━━ Task data

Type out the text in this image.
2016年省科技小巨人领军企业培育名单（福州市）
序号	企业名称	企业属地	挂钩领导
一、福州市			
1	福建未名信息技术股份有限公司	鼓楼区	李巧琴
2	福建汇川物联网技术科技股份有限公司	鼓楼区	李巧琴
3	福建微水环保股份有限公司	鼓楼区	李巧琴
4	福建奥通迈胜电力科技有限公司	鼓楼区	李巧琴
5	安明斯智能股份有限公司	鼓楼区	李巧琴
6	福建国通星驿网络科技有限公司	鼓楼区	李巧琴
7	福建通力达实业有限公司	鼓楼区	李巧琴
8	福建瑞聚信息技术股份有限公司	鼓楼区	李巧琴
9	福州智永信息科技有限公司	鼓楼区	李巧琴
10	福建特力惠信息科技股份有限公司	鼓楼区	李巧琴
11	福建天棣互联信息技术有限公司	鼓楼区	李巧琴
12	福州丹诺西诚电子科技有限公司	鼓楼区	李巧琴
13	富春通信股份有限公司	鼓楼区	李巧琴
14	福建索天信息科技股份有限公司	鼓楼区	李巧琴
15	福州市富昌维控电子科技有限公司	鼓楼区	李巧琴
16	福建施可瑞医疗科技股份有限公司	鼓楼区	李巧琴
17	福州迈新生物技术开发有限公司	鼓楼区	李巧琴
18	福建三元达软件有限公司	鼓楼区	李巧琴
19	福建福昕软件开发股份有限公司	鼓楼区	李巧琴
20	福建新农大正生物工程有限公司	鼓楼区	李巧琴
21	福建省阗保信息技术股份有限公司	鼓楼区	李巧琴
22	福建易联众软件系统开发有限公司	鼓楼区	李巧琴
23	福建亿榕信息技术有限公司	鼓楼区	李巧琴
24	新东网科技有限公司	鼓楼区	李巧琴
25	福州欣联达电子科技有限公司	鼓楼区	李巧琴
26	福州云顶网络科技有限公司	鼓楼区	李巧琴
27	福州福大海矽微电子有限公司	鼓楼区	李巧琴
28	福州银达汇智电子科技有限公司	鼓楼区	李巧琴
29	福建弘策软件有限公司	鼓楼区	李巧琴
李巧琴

━━━━

Directions: Pull out each record as written and restate it exactly.

The response:
Type out the text in this image.
2016年省科技小巨人领军企业培育名单（福州市）
序号	企业名称	企业属地	挂钩领导
一、福州市			
1	福建未名信息技术股份有限公司	鼓楼区	李巧琴
2	福建汇川物联网技术科技股份有限公司	鼓楼区	李巧琴
3	福建微水环保股份有限公司	鼓楼区	李巧琴
4	福建奥通迈胜电力科技有限公司	鼓楼区	李巧琴
5	安明斯智能股份有限公司	鼓楼区	李巧琴
6	福建国通星驿网络科技有限公司	鼓楼区	李巧琴
7	福建通力达实业有限公司	鼓楼区	李巧琴
8	福建瑞聚信息技术股份有限公司	鼓楼区	李巧琴
9	福州智永信息科技有限公司	鼓楼区	李巧琴
10	福建特力惠信息科技股份有限公司	鼓楼区	李巧琴
11	福建天棣互联信息技术有限公司	鼓楼区	李巧琴
12	福州丹诺西诚电子科技有限公司	鼓楼区	李巧琴
13	富春通信股份有限公司	鼓楼区	李巧琴
14	福建索天信息科技股份有限公司	鼓楼区	李巧琴
15	福州市富昌维控电子科技有限公司	鼓楼区	李巧琴
16	福建施可瑞医疗科技股份有限公司	鼓楼区	李巧琴
17	福州迈新生物技术开发有限公司	鼓楼区	李巧琴
18	福建三元达软件有限公司	鼓楼区	李巧琴
19	福建福昕软件开发股份有限公司	鼓楼区	李巧琴
20	福建新农大正生物工程有限公司	鼓楼区	李巧琴
21	福建省阗保信息技术股份有限公司	鼓楼区	李巧琴
22	福建易联众软件系统开发有限公司	鼓楼区	李巧琴
23	福建亿榕信息技术有限公司	鼓楼区	李巧琴
24	新东网科技有限公司	鼓楼区	李巧琴
25	福州欣联达电子科技有限公司	鼓楼区	李巧琴
26	福州云顶网络科技有限公司	鼓楼区	李巧琴
27	福州福大海矽微电子有限公司	鼓楼区	李巧琴
28	福州银达汇智电子科技有限公司	鼓楼区	李巧琴
29	福建弘策软件有限公司	鼓楼区	李巧琴
李巧琴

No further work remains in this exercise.